Data items
□ □ □ □ □ □ □
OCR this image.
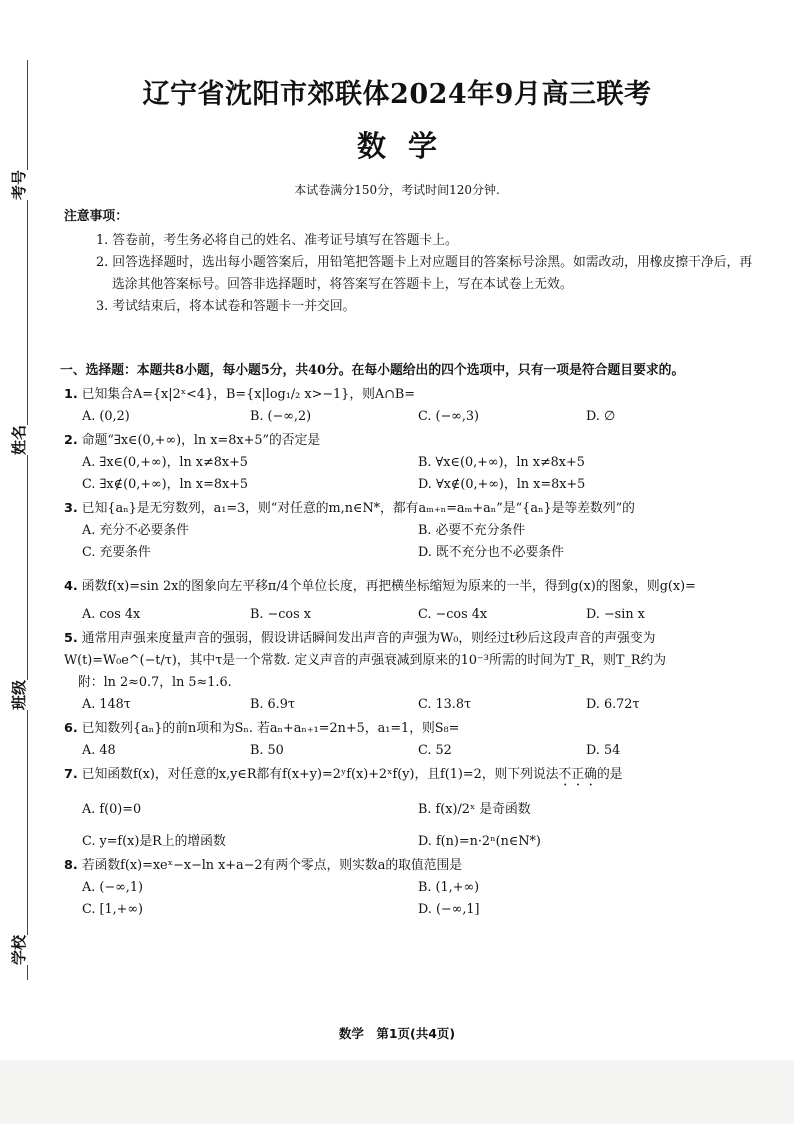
考号
姓名
班级
学校
辽宁省沈阳市郊联体2024年9月高三联考
数学
本试卷满分150分，考试时间120分钟.
注意事项：
1. 答卷前，考生务必将自己的姓名、准考证号填写在答题卡上。
2. 回答选择题时，选出每小题答案后，用铅笔把答题卡上对应题目的答案标号涂黑。如需改动，用橡皮擦干净后，再选涂其他答案标号。回答非选择题时，将答案写在答题卡上，写在本试卷上无效。
3. 考试结束后，将本试卷和答题卡一并交回。
一、选择题：本题共8小题，每小题5分，共40分。在每小题给出的四个选项中，只有一项是符合题目要求的。
1. 已知集合A={x|2ˣ<4}，B={x|log₁/₂ x>−1}，则A∩B=
A. (0,2)	B. (−∞,2)	C. (−∞,3)	D. ∅
2. 命题“∃x∈(0,+∞)，ln x=8x+5”的否定是
A. ∃x∈(0,+∞)，ln x≠8x+5	B. ∀x∈(0,+∞)，ln x≠8x+5
C. ∃x∉(0,+∞)，ln x=8x+5	D. ∀x∉(0,+∞)，ln x=8x+5
3. 已知{aₙ}是无穷数列，a₁=3，则“对任意的m,n∈N*，都有aₘ₊ₙ=aₘ+aₙ”是“{aₙ}是等差数列”的
A. 充分不必要条件	B. 必要不充分条件
C. 充要条件	D. 既不充分也不必要条件
4. 函数f(x)=sin 2x的图象向左平移π/4个单位长度，再把横坐标缩短为原来的一半，得到g(x)的图象，则g(x)=
A. cos 4x	B. −cos x	C. −cos 4x	D. −sin x
5. 通常用声强来度量声音的强弱，假设讲话瞬间发出声音的声强为W₀，则经过t秒后这段声音的声强变为W(t)=W₀e^(−t/τ)，其中τ是一个常数. 定义声音的声强衰减到原来的10⁻³所需的时间为T_R，则T_R约为
附：ln 2≈0.7，ln 5≈1.6.
A. 148τ	B. 6.9τ	C. 13.8τ	D. 6.72τ
6. 已知数列{aₙ}的前n项和为Sₙ. 若aₙ+aₙ₊₁=2n+5，a₁=1，则S₈=
A. 48	B. 50	C. 52	D. 54
7. 已知函数f(x)，对任意的x,y∈R都有f(x+y)=2ʸf(x)+2ˣf(y)，且f(1)=2，则下列说法不正确的是
A. f(0)=0	B. f(x)/2ˣ 是奇函数
C. y=f(x)是R上的增函数	D. f(n)=n·2ⁿ(n∈N*)
8. 若函数f(x)=xeˣ−x−ln x+a−2有两个零点，则实数a的取值范围是
A. (−∞,1)	B. (1,+∞)
C. [1,+∞)	D. (−∞,1]
数学　第1页(共4页)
□ □ □ □ □ □ □
__Work instructions__
Write the full listing out again with every line unchanged, but include no pictures.

__Output__
OCR this image.
考号
姓名
班级
学校
辽宁省沈阳市郊联体2024年9月高三联考
数学
本试卷满分150分，考试时间120分钟.
注意事项：
1. 答卷前，考生务必将自己的姓名、准考证号填写在答题卡上。
2. 回答选择题时，选出每小题答案后，用铅笔把答题卡上对应题目的答案标号涂黑。如需改动，用橡皮擦干净后，再选涂其他答案标号。回答非选择题时，将答案写在答题卡上，写在本试卷上无效。
3. 考试结束后，将本试卷和答题卡一并交回。
一、选择题：本题共8小题，每小题5分，共40分。在每小题给出的四个选项中，只有一项是符合题目要求的。
1. 已知集合A={x|2ˣ<4}，B={x|log₁/₂ x>−1}，则A∩B=
A. (0,2)	B. (−∞,2)	C. (−∞,3)	D. ∅
2. 命题“∃x∈(0,+∞)，ln x=8x+5”的否定是
A. ∃x∈(0,+∞)，ln x≠8x+5	B. ∀x∈(0,+∞)，ln x≠8x+5
C. ∃x∉(0,+∞)，ln x=8x+5	D. ∀x∉(0,+∞)，ln x=8x+5
3. 已知{aₙ}是无穷数列，a₁=3，则“对任意的m,n∈N*，都有aₘ₊ₙ=aₘ+aₙ”是“{aₙ}是等差数列”的
A. 充分不必要条件	B. 必要不充分条件
C. 充要条件	D. 既不充分也不必要条件
4. 函数f(x)=sin 2x的图象向左平移π/4个单位长度，再把横坐标缩短为原来的一半，得到g(x)的图象，则g(x)=
A. cos 4x	B. −cos x	C. −cos 4x	D. −sin x
5. 通常用声强来度量声音的强弱，假设讲话瞬间发出声音的声强为W₀，则经过t秒后这段声音的声强变为W(t)=W₀e^(−t/τ)，其中τ是一个常数. 定义声音的声强衰减到原来的10⁻³所需的时间为T_R，则T_R约为
附：ln 2≈0.7，ln 5≈1.6.
A. 148τ	B. 6.9τ	C. 13.8τ	D. 6.72τ
6. 已知数列{aₙ}的前n项和为Sₙ. 若aₙ+aₙ₊₁=2n+5，a₁=1，则S₈=
A. 48	B. 50	C. 52	D. 54
7. 已知函数f(x)，对任意的x,y∈R都有f(x+y)=2ʸf(x)+2ˣf(y)，且f(1)=2，则下列说法不正确的是
A. f(0)=0	B. f(x)/2ˣ 是奇函数
C. y=f(x)是R上的增函数	D. f(n)=n·2ⁿ(n∈N*)
8. 若函数f(x)=xeˣ−x−ln x+a−2有两个零点，则实数a的取值范围是
A. (−∞,1)	B. (1,+∞)
C. [1,+∞)	D. (−∞,1]
数学　第1页(共4页)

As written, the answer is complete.